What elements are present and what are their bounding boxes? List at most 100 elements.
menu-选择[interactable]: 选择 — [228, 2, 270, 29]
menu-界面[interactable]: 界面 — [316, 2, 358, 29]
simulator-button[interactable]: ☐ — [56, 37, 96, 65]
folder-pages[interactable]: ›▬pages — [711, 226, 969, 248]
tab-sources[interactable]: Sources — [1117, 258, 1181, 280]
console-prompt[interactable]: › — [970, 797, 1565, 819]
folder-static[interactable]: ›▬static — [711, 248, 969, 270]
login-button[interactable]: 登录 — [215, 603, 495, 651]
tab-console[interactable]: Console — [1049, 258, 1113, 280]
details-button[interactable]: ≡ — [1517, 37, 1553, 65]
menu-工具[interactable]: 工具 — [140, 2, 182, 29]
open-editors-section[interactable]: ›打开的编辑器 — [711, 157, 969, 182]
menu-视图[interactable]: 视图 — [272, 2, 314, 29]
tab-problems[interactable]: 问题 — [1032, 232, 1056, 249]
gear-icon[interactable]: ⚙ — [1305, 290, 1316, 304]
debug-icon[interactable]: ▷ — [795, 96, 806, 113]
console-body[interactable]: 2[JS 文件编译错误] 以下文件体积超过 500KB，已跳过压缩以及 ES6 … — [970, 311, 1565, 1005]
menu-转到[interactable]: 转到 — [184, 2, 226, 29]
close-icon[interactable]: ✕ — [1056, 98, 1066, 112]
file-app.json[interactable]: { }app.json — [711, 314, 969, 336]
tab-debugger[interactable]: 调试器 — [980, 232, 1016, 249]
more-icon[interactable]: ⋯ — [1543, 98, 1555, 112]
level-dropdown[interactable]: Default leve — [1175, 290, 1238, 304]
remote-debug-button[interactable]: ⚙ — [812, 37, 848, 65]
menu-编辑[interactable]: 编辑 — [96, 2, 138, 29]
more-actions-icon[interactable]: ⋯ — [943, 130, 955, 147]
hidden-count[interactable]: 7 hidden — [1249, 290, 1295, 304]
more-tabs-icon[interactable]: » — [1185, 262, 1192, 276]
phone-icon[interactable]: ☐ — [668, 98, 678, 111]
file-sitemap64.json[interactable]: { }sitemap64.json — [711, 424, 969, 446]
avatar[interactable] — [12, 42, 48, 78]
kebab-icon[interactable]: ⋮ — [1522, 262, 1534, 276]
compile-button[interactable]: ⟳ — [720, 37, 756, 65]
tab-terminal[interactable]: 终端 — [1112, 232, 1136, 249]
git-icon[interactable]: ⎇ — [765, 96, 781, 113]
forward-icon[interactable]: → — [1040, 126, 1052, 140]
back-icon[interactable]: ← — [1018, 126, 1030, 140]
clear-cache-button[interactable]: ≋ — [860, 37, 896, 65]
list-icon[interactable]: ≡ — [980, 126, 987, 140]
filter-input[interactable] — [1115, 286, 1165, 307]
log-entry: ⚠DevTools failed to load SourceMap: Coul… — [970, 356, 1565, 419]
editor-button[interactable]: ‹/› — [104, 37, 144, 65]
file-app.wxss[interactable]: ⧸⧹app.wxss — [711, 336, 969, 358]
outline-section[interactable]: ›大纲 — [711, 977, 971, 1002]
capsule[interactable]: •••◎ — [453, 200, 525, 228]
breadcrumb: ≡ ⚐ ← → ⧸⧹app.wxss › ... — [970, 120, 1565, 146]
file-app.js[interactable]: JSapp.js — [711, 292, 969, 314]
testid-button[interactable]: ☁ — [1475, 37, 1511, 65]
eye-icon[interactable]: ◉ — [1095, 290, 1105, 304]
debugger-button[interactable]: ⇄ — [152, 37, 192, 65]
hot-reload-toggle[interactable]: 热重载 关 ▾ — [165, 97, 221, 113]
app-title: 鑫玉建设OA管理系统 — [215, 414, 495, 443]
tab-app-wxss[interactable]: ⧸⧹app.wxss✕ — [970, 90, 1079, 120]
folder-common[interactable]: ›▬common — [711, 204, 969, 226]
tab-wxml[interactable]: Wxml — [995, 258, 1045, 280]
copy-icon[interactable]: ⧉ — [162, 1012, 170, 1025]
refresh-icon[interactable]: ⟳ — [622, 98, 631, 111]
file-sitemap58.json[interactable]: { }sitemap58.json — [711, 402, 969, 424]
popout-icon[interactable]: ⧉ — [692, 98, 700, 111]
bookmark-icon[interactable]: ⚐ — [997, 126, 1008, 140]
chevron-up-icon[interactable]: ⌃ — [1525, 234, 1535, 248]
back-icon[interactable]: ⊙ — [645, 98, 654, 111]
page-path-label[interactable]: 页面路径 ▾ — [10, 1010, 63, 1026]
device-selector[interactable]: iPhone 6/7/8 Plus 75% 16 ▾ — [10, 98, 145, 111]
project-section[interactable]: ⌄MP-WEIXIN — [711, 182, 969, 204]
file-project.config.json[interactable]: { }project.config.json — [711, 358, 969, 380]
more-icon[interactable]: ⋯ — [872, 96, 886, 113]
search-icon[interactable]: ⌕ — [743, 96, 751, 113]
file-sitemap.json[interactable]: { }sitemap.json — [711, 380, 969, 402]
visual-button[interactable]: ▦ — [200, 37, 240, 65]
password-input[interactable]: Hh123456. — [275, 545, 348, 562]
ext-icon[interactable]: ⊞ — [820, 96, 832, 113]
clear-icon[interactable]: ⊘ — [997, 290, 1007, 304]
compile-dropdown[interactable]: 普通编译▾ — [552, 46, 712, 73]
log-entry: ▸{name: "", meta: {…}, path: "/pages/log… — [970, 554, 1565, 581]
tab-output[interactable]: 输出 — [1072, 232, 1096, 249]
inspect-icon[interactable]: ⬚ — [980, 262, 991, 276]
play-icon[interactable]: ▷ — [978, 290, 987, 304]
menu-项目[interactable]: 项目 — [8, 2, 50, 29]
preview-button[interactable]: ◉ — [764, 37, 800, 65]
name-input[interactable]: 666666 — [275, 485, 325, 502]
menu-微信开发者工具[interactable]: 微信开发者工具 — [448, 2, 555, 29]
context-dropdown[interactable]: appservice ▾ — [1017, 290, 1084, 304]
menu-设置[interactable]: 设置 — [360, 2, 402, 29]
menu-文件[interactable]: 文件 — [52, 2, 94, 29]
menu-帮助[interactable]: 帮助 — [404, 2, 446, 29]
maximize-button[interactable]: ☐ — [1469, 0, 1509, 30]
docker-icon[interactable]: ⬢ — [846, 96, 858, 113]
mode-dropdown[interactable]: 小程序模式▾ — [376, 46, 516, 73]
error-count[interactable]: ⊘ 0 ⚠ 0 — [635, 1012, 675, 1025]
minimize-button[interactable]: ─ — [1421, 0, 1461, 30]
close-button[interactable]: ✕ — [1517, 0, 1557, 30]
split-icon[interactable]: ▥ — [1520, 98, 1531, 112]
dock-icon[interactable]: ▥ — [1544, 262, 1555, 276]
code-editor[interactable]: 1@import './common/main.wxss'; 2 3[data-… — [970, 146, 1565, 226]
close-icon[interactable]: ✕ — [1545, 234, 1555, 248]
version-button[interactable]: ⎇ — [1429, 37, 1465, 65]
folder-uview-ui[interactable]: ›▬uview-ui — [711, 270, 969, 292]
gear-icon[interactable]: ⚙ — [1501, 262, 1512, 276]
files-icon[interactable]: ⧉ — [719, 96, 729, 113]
------------------------
TASK DESCRIPTION:
Retype the listing above line for line, keeping every character as it appears.

TASK RESPONSE:
What elements are present and what are their bounding boxes? List at most 100 elements.
menu-选择[interactable]: 选择 — [228, 2, 270, 29]
menu-界面[interactable]: 界面 — [316, 2, 358, 29]
simulator-button[interactable]: ☐ — [56, 37, 96, 65]
folder-pages[interactable]: ›▬pages — [711, 226, 969, 248]
tab-sources[interactable]: Sources — [1117, 258, 1181, 280]
console-prompt[interactable]: › — [970, 797, 1565, 819]
folder-static[interactable]: ›▬static — [711, 248, 969, 270]
login-button[interactable]: 登录 — [215, 603, 495, 651]
tab-console[interactable]: Console — [1049, 258, 1113, 280]
details-button[interactable]: ≡ — [1517, 37, 1553, 65]
menu-工具[interactable]: 工具 — [140, 2, 182, 29]
open-editors-section[interactable]: ›打开的编辑器 — [711, 157, 969, 182]
menu-视图[interactable]: 视图 — [272, 2, 314, 29]
tab-problems[interactable]: 问题 — [1032, 232, 1056, 249]
gear-icon[interactable]: ⚙ — [1305, 290, 1316, 304]
debug-icon[interactable]: ▷ — [795, 96, 806, 113]
console-body[interactable]: 2[JS 文件编译错误] 以下文件体积超过 500KB，已跳过压缩以及 ES6 … — [970, 311, 1565, 1005]
menu-转到[interactable]: 转到 — [184, 2, 226, 29]
close-icon[interactable]: ✕ — [1056, 98, 1066, 112]
file-app.json[interactable]: { }app.json — [711, 314, 969, 336]
tab-debugger[interactable]: 调试器 — [980, 232, 1016, 249]
more-icon[interactable]: ⋯ — [1543, 98, 1555, 112]
level-dropdown[interactable]: Default leve — [1175, 290, 1238, 304]
remote-debug-button[interactable]: ⚙ — [812, 37, 848, 65]
menu-编辑[interactable]: 编辑 — [96, 2, 138, 29]
more-actions-icon[interactable]: ⋯ — [943, 130, 955, 147]
hidden-count[interactable]: 7 hidden — [1249, 290, 1295, 304]
more-tabs-icon[interactable]: » — [1185, 262, 1192, 276]
phone-icon[interactable]: ☐ — [668, 98, 678, 111]
file-sitemap64.json[interactable]: { }sitemap64.json — [711, 424, 969, 446]
avatar[interactable] — [12, 42, 48, 78]
kebab-icon[interactable]: ⋮ — [1522, 262, 1534, 276]
compile-button[interactable]: ⟳ — [720, 37, 756, 65]
tab-terminal[interactable]: 终端 — [1112, 232, 1136, 249]
git-icon[interactable]: ⎇ — [765, 96, 781, 113]
forward-icon[interactable]: → — [1040, 126, 1052, 140]
back-icon[interactable]: ← — [1018, 126, 1030, 140]
clear-cache-button[interactable]: ≋ — [860, 37, 896, 65]
list-icon[interactable]: ≡ — [980, 126, 987, 140]
filter-input[interactable] — [1115, 286, 1165, 307]
log-entry: ⚠DevTools failed to load SourceMap: Coul… — [970, 356, 1565, 419]
editor-button[interactable]: ‹/› — [104, 37, 144, 65]
file-app.wxss[interactable]: ⧸⧹app.wxss — [711, 336, 969, 358]
outline-section[interactable]: ›大纲 — [711, 977, 971, 1002]
capsule[interactable]: •••◎ — [453, 200, 525, 228]
breadcrumb: ≡ ⚐ ← → ⧸⧹app.wxss › ... — [970, 120, 1565, 146]
file-app.js[interactable]: JSapp.js — [711, 292, 969, 314]
testid-button[interactable]: ☁ — [1475, 37, 1511, 65]
eye-icon[interactable]: ◉ — [1095, 290, 1105, 304]
debugger-button[interactable]: ⇄ — [152, 37, 192, 65]
hot-reload-toggle[interactable]: 热重载 关 ▾ — [165, 97, 221, 113]
app-title: 鑫玉建设OA管理系统 — [215, 414, 495, 443]
tab-app-wxss[interactable]: ⧸⧹app.wxss✕ — [970, 90, 1079, 120]
folder-common[interactable]: ›▬common — [711, 204, 969, 226]
tab-wxml[interactable]: Wxml — [995, 258, 1045, 280]
copy-icon[interactable]: ⧉ — [162, 1012, 170, 1025]
refresh-icon[interactable]: ⟳ — [622, 98, 631, 111]
file-sitemap58.json[interactable]: { }sitemap58.json — [711, 402, 969, 424]
popout-icon[interactable]: ⧉ — [692, 98, 700, 111]
bookmark-icon[interactable]: ⚐ — [997, 126, 1008, 140]
chevron-up-icon[interactable]: ⌃ — [1525, 234, 1535, 248]
back-icon[interactable]: ⊙ — [645, 98, 654, 111]
page-path-label[interactable]: 页面路径 ▾ — [10, 1010, 63, 1026]
device-selector[interactable]: iPhone 6/7/8 Plus 75% 16 ▾ — [10, 98, 145, 111]
project-section[interactable]: ⌄MP-WEIXIN — [711, 182, 969, 204]
file-project.config.json[interactable]: { }project.config.json — [711, 358, 969, 380]
more-icon[interactable]: ⋯ — [872, 96, 886, 113]
search-icon[interactable]: ⌕ — [743, 96, 751, 113]
file-sitemap.json[interactable]: { }sitemap.json — [711, 380, 969, 402]
visual-button[interactable]: ▦ — [200, 37, 240, 65]
password-input[interactable]: Hh123456. — [275, 545, 348, 562]
ext-icon[interactable]: ⊞ — [820, 96, 832, 113]
clear-icon[interactable]: ⊘ — [997, 290, 1007, 304]
compile-dropdown[interactable]: 普通编译▾ — [552, 46, 712, 73]
log-entry: ▸{name: "", meta: {…}, path: "/pages/log… — [970, 554, 1565, 581]
tab-output[interactable]: 输出 — [1072, 232, 1096, 249]
inspect-icon[interactable]: ⬚ — [980, 262, 991, 276]
play-icon[interactable]: ▷ — [978, 290, 987, 304]
menu-项目[interactable]: 项目 — [8, 2, 50, 29]
preview-button[interactable]: ◉ — [764, 37, 800, 65]
name-input[interactable]: 666666 — [275, 485, 325, 502]
menu-微信开发者工具[interactable]: 微信开发者工具 — [448, 2, 555, 29]
context-dropdown[interactable]: appservice ▾ — [1017, 290, 1084, 304]
menu-设置[interactable]: 设置 — [360, 2, 402, 29]
menu-文件[interactable]: 文件 — [52, 2, 94, 29]
menu-帮助[interactable]: 帮助 — [404, 2, 446, 29]
maximize-button[interactable]: ☐ — [1469, 0, 1509, 30]
docker-icon[interactable]: ⬢ — [846, 96, 858, 113]
mode-dropdown[interactable]: 小程序模式▾ — [376, 46, 516, 73]
error-count[interactable]: ⊘ 0 ⚠ 0 — [635, 1012, 675, 1025]
minimize-button[interactable]: ─ — [1421, 0, 1461, 30]
close-button[interactable]: ✕ — [1517, 0, 1557, 30]
split-icon[interactable]: ▥ — [1520, 98, 1531, 112]
dock-icon[interactable]: ▥ — [1544, 262, 1555, 276]
code-editor[interactable]: 1@import './common/main.wxss'; 2 3[data-… — [970, 146, 1565, 226]
close-icon[interactable]: ✕ — [1545, 234, 1555, 248]
version-button[interactable]: ⎇ — [1429, 37, 1465, 65]
folder-uview-ui[interactable]: ›▬uview-ui — [711, 270, 969, 292]
gear-icon[interactable]: ⚙ — [1501, 262, 1512, 276]
files-icon[interactable]: ⧉ — [719, 96, 729, 113]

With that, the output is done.